Brie Larson and Jacob Tremblay in Room.

A young woman (Brie Larson) and her 5-year-old son, Jack (Jacob Tremblay), are held prisoner in a backyard shed. When Jack manages to escape, resulting in both of them being freed, mother and son must learn to cope with life outside of their prison walls, and reacquaint themselves with their immediate family.

While Larson is excellent in Room, Tremblay is the biggest reason to see this movie. His portrayal of a small boy who has only known one room in his entire life is revelatory; it’s a performance like none other. While Larson has picked up a Golden Globe and a much-deserved Oscar nomination, Tremblay was robbed.

Joan Allen delivers strong work as Jack’s grandma, a woman who is both dealing with the horror that brought him into the world, and loving him from the instant they meet. William H. Macy has a small but memorable part as Jack’s grandpa, a person who can’t get over what happened to his daughter.

Lenny Abrahamson, who made last year’s excellent yet relatively unknown Michael Fassbender comedy Frank, directs. Based on his work with these two films, he’s one of the industry’s most interesting directors.

The movie basically plays out in two parts: the imprisonment, and the aftermath. Larson delivers a performance deserving of the accolades, but it’s Tremblay who makes the biggest mark.

Room is now playing at the Cinémas Palme d’Or (72840 Highway 111, Palm Desert; 760-779-0430).

* _Brief 1_
According to the review of Room, why is Jacob Tremblay the biggest reason to see the movie?
* _Brief 2_
Reproduce the part of the review of Room that opens with the words "Lenny Abrahamson, who" and closes with "most interesting directors.".

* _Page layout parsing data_
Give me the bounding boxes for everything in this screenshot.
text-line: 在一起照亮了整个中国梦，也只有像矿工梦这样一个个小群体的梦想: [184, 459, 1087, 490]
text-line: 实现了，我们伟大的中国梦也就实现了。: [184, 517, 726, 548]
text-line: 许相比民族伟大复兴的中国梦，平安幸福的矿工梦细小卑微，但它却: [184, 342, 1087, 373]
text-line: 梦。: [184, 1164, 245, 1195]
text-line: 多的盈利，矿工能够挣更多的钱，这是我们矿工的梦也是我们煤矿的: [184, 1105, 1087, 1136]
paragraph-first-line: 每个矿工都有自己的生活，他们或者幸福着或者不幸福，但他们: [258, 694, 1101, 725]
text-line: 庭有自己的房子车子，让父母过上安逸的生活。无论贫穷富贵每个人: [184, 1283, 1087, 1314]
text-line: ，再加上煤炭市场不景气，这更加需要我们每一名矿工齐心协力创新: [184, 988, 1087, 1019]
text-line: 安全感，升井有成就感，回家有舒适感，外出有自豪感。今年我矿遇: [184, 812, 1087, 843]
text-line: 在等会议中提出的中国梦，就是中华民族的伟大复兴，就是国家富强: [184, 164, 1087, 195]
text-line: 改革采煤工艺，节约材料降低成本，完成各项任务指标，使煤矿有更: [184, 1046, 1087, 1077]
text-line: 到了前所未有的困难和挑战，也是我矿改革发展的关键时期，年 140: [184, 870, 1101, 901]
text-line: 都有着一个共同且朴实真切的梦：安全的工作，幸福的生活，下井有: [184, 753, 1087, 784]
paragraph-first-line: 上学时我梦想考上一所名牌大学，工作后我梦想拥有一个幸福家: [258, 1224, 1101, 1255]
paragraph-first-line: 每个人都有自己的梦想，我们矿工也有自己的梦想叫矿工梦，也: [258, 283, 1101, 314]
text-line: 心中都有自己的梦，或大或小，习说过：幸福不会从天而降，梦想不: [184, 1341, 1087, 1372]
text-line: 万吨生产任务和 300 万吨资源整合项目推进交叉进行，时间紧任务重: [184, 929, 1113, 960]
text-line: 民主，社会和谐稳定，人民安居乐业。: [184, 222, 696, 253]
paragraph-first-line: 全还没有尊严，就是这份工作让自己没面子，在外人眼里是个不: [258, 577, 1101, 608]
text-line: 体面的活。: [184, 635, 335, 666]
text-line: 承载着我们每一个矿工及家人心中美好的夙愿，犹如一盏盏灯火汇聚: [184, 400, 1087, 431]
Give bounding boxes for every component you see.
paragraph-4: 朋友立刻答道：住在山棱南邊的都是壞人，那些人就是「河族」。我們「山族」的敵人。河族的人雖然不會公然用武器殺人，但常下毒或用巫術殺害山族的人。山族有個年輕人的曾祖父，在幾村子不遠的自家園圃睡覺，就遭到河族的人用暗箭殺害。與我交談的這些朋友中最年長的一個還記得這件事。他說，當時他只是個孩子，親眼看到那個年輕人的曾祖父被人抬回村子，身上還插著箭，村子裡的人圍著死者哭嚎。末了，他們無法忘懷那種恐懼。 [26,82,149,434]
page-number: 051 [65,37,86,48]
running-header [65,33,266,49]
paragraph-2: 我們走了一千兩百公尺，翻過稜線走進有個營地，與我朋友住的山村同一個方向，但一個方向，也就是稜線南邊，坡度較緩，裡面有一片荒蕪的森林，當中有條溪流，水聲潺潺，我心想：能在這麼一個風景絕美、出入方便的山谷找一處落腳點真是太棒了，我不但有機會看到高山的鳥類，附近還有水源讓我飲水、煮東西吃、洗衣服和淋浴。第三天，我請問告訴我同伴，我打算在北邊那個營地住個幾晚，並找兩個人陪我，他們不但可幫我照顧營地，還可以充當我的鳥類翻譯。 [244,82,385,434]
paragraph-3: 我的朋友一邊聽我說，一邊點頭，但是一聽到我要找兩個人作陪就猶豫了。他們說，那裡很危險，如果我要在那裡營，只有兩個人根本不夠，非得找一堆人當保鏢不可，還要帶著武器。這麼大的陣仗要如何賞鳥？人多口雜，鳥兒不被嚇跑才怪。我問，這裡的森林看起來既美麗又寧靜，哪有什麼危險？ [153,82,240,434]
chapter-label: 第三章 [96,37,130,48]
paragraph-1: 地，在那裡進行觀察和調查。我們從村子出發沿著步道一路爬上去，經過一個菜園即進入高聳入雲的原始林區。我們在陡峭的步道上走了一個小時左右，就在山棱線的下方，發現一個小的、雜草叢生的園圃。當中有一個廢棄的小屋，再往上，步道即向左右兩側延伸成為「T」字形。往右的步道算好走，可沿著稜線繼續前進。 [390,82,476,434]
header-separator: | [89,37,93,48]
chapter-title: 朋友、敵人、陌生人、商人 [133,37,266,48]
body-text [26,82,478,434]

* _Solution 1_
The review says Tremblay's portrayal of a small boy who has only known one room in his entire life is revelatory. It calls his work a performance like none other.

* _Solution 2_
Lenny Abrahamson, who made last year’s excellent yet relatively unknown Michael Fassbender comedy Frank, directs. Based on his work with these two films, he’s one of the industry’s most interesting directors.